[Saved entries]
** Start **
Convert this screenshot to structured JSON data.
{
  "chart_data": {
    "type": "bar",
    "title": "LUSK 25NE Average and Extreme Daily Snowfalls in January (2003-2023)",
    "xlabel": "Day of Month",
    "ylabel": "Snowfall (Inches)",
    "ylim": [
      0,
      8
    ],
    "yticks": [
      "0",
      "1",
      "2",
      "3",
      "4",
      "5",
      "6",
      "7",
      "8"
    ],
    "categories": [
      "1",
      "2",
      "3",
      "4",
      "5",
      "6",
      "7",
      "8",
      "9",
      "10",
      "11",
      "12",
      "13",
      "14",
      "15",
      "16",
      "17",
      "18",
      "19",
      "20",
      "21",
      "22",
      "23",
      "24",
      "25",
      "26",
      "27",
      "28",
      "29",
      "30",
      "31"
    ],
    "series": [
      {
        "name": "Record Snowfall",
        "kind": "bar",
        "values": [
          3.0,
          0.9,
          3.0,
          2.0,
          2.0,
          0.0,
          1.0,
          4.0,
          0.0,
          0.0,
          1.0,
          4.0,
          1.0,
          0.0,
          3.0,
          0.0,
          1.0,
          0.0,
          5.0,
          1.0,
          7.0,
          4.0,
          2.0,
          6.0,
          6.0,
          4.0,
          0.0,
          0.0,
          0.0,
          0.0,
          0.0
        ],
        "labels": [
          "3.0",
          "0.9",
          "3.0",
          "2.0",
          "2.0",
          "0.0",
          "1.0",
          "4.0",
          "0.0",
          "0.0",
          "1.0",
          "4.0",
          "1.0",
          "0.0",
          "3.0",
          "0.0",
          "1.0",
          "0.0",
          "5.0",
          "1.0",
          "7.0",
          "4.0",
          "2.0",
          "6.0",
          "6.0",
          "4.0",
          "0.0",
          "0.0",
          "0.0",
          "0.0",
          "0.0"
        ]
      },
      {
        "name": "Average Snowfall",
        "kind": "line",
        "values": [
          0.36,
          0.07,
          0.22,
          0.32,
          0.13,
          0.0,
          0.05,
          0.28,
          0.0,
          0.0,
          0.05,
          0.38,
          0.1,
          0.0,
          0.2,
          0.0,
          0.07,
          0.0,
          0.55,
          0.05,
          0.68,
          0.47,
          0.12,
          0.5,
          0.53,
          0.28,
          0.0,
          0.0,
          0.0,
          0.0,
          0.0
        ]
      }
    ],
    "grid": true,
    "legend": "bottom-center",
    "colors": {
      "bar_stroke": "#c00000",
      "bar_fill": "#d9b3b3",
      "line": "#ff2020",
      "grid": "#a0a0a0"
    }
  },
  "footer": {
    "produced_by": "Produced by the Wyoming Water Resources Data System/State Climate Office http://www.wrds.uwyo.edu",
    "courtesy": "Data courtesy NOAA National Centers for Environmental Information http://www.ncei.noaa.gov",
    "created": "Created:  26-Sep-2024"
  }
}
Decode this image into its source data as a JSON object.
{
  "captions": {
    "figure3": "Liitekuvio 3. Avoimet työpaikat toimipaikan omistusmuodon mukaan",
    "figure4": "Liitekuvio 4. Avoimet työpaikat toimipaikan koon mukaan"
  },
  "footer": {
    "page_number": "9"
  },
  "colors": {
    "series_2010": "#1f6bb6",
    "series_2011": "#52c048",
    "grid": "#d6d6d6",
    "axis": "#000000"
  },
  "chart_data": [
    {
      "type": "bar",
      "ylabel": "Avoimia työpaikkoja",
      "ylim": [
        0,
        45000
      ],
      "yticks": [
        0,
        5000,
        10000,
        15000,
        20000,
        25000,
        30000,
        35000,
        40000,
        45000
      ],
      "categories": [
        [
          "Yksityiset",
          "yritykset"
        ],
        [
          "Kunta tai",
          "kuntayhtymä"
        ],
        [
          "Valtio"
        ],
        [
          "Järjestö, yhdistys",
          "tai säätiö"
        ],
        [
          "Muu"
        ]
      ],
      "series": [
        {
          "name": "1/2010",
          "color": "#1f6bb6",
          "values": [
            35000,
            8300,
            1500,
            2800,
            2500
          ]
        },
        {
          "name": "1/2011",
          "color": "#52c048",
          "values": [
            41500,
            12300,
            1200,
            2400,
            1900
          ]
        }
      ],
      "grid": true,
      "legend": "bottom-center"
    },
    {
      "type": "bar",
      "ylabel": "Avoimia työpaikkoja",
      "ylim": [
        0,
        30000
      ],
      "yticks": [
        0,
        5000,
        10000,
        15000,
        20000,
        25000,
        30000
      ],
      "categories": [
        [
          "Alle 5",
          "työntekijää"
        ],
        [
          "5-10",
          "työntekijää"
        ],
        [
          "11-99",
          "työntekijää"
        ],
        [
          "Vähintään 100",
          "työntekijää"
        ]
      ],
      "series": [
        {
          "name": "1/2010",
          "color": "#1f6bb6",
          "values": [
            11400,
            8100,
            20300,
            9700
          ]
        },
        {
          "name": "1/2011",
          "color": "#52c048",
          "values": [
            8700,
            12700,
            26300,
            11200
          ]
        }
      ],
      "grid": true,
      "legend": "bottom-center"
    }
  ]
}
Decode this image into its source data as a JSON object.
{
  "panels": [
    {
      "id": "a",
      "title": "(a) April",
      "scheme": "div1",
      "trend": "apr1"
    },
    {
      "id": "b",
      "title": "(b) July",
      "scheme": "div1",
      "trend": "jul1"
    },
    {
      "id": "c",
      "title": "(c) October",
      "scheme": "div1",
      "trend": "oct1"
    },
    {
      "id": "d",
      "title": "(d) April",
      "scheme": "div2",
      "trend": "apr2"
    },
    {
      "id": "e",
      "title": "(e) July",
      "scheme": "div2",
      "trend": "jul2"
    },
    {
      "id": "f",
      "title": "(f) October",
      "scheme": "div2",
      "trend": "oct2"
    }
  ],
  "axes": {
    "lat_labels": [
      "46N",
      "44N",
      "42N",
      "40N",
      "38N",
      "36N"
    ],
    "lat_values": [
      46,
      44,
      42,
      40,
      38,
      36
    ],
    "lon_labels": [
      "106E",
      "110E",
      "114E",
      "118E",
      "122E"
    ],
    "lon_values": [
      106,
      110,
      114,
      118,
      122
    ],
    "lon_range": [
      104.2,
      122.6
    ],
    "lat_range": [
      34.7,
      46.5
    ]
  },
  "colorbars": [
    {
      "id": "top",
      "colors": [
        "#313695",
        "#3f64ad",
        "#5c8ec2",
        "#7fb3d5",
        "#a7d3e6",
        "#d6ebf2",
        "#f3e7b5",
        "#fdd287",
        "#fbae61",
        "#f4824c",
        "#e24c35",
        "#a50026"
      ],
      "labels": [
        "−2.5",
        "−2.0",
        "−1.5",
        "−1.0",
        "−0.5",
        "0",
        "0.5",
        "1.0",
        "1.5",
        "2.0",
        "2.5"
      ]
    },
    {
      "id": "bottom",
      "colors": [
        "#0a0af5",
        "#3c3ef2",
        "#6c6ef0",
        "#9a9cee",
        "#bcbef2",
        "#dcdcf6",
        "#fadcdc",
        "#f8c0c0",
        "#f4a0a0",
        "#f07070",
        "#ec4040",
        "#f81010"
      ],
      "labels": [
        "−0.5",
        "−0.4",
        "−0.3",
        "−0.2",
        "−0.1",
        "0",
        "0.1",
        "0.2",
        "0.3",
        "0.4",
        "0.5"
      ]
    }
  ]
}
** End **
YOUR OBJECTIVE: Pick out the lines containing the word "toimipaikan" and show them.

CORRECT RESULT:
    "figure3": "Liitekuvio 3. Avoimet työpaikat toimipaikan omistusmuodon mukaan",
    "figure4": "Liitekuvio 4. Avoimet työpaikat toimipaikan koon mukaan"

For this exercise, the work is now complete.